- Directive
From the line containing "Give me the" to the very last line, repeat everything exactly and add nothing else. Skip the pictures.
** begin Dataset **
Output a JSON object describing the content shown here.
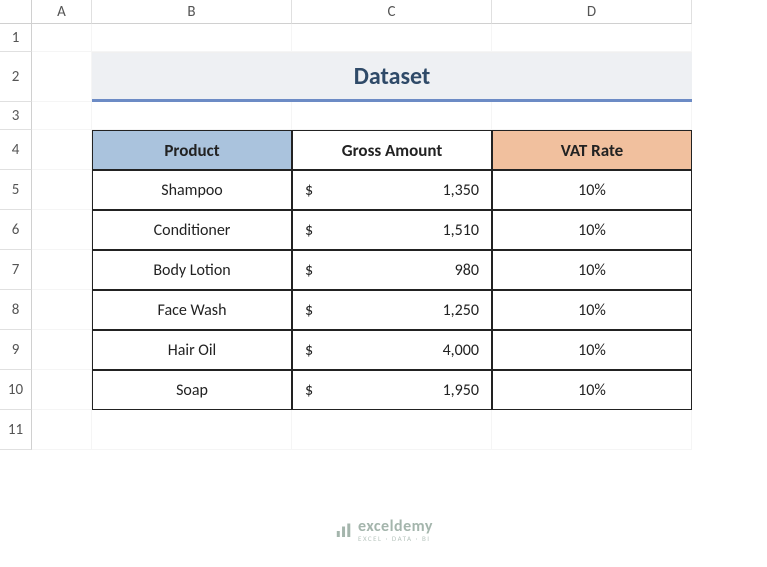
{
  "columns": [
    "A",
    "B",
    "C",
    "D"
  ],
  "rows": [
    "1",
    "2",
    "3",
    "4",
    "5",
    "6",
    "7",
    "8",
    "9",
    "10",
    "11"
  ],
  "title": "Dataset",
  "headers": {
    "product": "Product",
    "gross": "Gross Amount",
    "vat": "VAT Rate"
  },
  "currency_symbol": "$",
  "data": [
    {
      "product": "Shampoo",
      "gross": "1,350",
      "vat": "10%"
    },
    {
      "product": "Conditioner",
      "gross": "1,510",
      "vat": "10%"
    },
    {
      "product": "Body Lotion",
      "gross": "980",
      "vat": "10%"
    },
    {
      "product": "Face Wash",
      "gross": "1,250",
      "vat": "10%"
    },
    {
      "product": "Hair Oil",
      "gross": "4,000",
      "vat": "10%"
    },
    {
      "product": "Soap",
      "gross": "1,950",
      "vat": "10%"
    }
  ],
  "watermark": {
    "brand": "exceldemy",
    "tag": "EXCEL · DATA · BI"
  },
  "chart_data": {
    "type": "table",
    "title": "Dataset",
    "columns": [
      "Product",
      "Gross Amount",
      "VAT Rate"
    ],
    "rows": [
      [
        "Shampoo",
        1350,
        "10%"
      ],
      [
        "Conditioner",
        1510,
        "10%"
      ],
      [
        "Body Lotion",
        980,
        "10%"
      ],
      [
        "Face Wash",
        1250,
        "10%"
      ],
      [
        "Hair Oil",
        4000,
        "10%"
      ],
      [
        "Soap",
        1950,
        "10%"
      ]
    ]
  }
}
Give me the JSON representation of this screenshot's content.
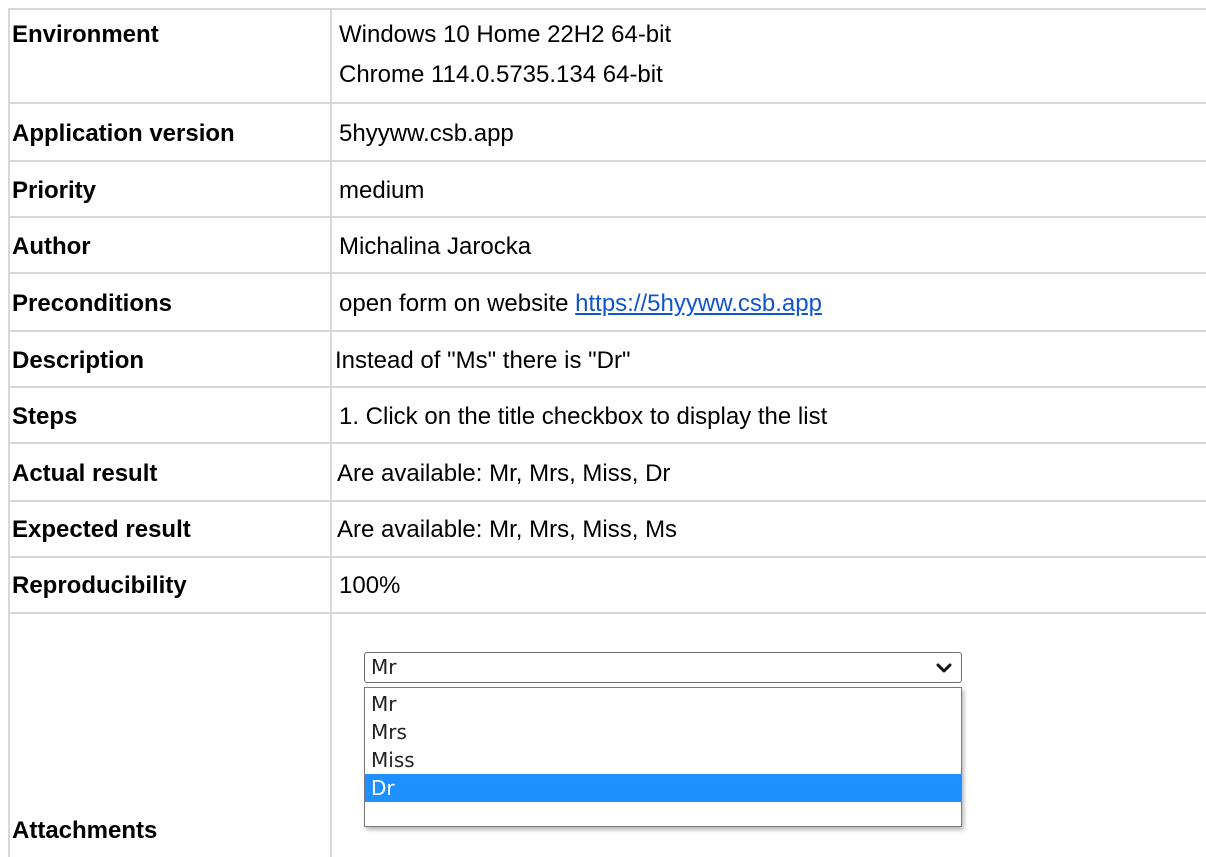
{
  "rows": [
    {
      "label": "Environment",
      "value_lines": [
        "Windows 10 Home 22H2 64-bit",
        "Chrome 114.0.5735.134 64-bit"
      ]
    },
    {
      "label": "Application version",
      "value": "5hyyww.csb.app"
    },
    {
      "label": "Priority",
      "value": "medium"
    },
    {
      "label": "Author",
      "value": "Michalina Jarocka"
    },
    {
      "label": "Preconditions",
      "value": "open form on website ",
      "link": "https://5hyyww.csb.app"
    },
    {
      "label": "Description",
      "value": "Instead of \"Ms\" there is \"Dr\""
    },
    {
      "label": "Steps",
      "value": "1. Click on the title checkbox to display the list"
    },
    {
      "label": "Actual result",
      "value": "Are available: Mr, Mrs, Miss, Dr"
    },
    {
      "label": "Expected result",
      "value": "Are available: Mr, Mrs, Miss, Ms"
    },
    {
      "label": "Reproducibility",
      "value": "100%"
    },
    {
      "label": "Attachments"
    }
  ],
  "attachment": {
    "select_value": "Mr",
    "options": [
      "Mr",
      "Mrs",
      "Miss",
      "Dr"
    ],
    "highlighted_option": "Dr",
    "icon": "chevron-down-icon"
  },
  "colors": {
    "link": "#1155cc",
    "grid": "#d8d8d8",
    "highlight": "#1e90ff"
  }
}
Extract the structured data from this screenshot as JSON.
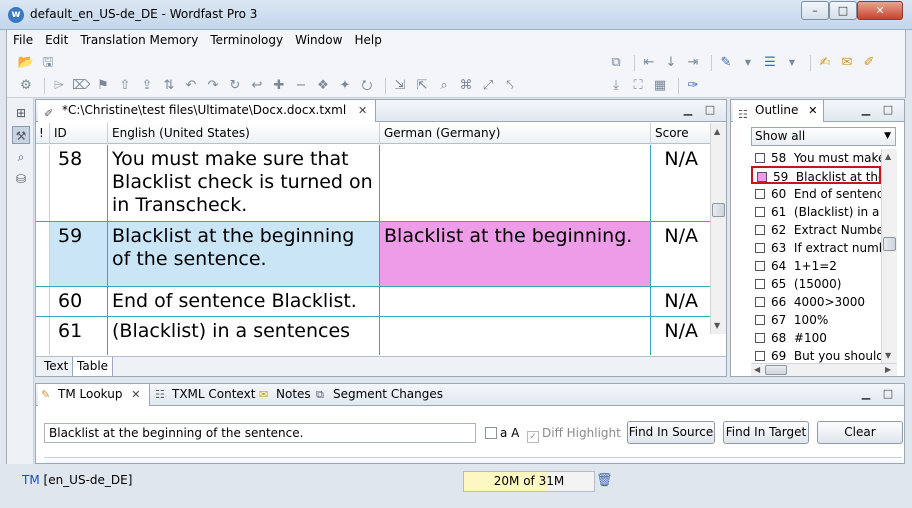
** end Dataset **
- The output
Give me the JSON representation of this screenshot's content.
{
  "rows": [
    {
      "label": "Environment",
      "value_lines": [
        "Windows 10 Home 22H2 64-bit",
        "Chrome 114.0.5735.134 64-bit"
      ]
    },
    {
      "label": "Application version",
      "value": "5hyyww.csb.app"
    },
    {
      "label": "Priority",
      "value": "medium"
    },
    {
      "label": "Author",
      "value": "Michalina Jarocka"
    },
    {
      "label": "Preconditions",
      "value": "open form on website ",
      "link": "https://5hyyww.csb.app"
    },
    {
      "label": "Description",
      "value": "Instead of \"Ms\" there is \"Dr\""
    },
    {
      "label": "Steps",
      "value": "1. Click on the title checkbox to display the list"
    },
    {
      "label": "Actual result",
      "value": "Are available: Mr, Mrs, Miss, Dr"
    },
    {
      "label": "Expected result",
      "value": "Are available: Mr, Mrs, Miss, Ms"
    },
    {
      "label": "Reproducibility",
      "value": "100%"
    },
    {
      "label": "Attachments"
    }
  ],
  "attachment": {
    "select_value": "Mr",
    "options": [
      "Mr",
      "Mrs",
      "Miss",
      "Dr"
    ],
    "highlighted_option": "Dr",
    "icon": "chevron-down-icon"
  },
  "colors": {
    "link": "#1155cc",
    "grid": "#d8d8d8",
    "highlight": "#1e90ff"
  }
}
Extract the structured data from this screenshot as JSON.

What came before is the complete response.